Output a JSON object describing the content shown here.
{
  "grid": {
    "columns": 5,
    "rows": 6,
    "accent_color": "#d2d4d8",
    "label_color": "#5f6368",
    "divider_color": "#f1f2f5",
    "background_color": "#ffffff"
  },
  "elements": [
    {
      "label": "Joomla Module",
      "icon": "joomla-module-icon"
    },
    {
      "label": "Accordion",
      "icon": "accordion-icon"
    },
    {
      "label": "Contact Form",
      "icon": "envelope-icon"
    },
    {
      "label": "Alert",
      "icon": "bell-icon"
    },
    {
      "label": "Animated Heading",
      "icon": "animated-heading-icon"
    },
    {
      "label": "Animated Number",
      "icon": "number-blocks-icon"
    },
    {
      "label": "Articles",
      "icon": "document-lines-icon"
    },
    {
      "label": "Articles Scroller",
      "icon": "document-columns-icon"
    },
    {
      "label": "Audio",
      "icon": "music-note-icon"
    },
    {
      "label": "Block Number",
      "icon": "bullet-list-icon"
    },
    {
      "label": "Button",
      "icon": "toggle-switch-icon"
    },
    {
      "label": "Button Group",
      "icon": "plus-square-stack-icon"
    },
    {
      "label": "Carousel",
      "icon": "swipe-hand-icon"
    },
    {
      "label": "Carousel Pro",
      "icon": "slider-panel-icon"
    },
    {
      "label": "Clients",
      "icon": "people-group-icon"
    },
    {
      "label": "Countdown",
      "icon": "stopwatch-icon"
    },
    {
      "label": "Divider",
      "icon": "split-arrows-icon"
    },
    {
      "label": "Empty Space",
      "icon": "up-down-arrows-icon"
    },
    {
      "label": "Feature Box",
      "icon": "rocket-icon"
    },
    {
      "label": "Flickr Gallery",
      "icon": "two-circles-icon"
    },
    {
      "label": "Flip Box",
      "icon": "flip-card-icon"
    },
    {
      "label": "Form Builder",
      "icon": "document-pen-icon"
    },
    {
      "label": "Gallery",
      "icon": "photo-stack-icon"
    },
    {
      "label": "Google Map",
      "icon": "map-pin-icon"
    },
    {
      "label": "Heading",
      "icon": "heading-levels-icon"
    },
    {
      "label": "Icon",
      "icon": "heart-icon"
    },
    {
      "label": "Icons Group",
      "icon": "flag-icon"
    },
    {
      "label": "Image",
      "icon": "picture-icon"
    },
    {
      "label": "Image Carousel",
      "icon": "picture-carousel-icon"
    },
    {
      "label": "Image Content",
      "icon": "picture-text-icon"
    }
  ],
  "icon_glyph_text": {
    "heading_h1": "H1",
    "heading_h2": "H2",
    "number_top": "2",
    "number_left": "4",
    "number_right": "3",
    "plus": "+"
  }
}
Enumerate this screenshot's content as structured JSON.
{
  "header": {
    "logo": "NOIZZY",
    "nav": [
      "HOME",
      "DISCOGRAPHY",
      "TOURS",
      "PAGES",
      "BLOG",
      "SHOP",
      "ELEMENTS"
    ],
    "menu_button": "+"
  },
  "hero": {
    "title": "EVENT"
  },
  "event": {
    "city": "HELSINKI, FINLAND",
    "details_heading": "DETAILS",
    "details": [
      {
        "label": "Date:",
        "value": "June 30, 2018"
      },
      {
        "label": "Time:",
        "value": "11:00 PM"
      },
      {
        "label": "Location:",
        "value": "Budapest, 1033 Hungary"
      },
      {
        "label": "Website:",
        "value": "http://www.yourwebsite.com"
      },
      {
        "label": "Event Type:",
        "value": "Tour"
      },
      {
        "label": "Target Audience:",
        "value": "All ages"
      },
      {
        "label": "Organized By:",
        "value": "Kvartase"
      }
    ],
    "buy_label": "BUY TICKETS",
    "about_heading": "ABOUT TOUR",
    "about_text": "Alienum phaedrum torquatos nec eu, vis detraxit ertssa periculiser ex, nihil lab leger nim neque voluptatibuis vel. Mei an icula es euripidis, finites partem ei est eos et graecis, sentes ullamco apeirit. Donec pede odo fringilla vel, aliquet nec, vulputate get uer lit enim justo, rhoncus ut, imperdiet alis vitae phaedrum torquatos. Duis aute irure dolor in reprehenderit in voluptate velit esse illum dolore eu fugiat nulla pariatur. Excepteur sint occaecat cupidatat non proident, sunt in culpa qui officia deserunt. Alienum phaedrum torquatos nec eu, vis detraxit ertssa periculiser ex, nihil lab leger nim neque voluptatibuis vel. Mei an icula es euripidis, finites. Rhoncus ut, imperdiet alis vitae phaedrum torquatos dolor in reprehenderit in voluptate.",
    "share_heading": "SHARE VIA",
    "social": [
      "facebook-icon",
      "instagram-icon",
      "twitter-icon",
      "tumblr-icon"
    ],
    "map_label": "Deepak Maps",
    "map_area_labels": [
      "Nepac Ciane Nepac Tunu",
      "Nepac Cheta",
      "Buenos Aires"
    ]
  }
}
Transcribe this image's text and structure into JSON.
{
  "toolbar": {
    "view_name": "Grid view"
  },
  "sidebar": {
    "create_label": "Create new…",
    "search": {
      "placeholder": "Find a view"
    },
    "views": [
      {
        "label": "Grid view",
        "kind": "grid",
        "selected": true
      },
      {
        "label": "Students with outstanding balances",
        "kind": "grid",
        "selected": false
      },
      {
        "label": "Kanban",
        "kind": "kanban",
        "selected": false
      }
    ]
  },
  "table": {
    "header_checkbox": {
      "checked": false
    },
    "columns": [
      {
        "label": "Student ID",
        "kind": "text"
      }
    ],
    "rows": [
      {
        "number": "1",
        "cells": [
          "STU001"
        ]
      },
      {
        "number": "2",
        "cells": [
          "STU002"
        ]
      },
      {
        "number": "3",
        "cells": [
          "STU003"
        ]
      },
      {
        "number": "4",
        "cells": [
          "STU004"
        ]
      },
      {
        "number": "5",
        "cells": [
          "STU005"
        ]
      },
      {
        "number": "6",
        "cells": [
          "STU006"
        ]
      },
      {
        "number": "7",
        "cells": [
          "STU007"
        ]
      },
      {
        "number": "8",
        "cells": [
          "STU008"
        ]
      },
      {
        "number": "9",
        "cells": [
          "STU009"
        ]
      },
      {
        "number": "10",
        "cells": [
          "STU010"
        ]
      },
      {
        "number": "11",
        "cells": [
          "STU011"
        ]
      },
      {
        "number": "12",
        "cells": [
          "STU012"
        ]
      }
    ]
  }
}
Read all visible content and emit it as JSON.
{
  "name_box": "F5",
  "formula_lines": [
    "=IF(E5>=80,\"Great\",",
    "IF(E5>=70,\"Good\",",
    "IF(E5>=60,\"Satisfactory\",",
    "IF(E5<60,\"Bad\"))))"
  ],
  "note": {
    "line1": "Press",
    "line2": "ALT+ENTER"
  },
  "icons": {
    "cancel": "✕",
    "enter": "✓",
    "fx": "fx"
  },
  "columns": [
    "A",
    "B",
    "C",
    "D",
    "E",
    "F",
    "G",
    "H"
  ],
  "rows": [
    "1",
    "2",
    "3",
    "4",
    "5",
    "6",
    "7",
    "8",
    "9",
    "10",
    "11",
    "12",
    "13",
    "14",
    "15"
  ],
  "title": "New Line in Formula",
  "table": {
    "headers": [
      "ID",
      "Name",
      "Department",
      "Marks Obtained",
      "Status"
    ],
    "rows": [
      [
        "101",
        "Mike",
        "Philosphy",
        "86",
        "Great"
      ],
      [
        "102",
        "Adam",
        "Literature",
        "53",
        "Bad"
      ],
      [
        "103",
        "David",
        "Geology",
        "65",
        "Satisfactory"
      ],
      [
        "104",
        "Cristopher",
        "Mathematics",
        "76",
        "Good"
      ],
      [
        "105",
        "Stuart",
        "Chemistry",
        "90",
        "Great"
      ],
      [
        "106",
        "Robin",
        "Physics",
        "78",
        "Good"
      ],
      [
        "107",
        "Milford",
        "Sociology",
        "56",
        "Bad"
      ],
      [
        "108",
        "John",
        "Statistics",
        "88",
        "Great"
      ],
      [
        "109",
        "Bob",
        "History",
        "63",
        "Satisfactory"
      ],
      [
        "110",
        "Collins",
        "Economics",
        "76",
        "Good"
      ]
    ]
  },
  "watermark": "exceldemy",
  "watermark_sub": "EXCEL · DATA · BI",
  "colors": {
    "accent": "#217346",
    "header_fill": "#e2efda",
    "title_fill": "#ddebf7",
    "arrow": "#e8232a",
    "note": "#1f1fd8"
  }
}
----------
Instructions to follow: Track down the lines that include the word "Gallery" and copy them.

Written answer:
      "label": "Flickr Gallery",
      "label": "Gallery",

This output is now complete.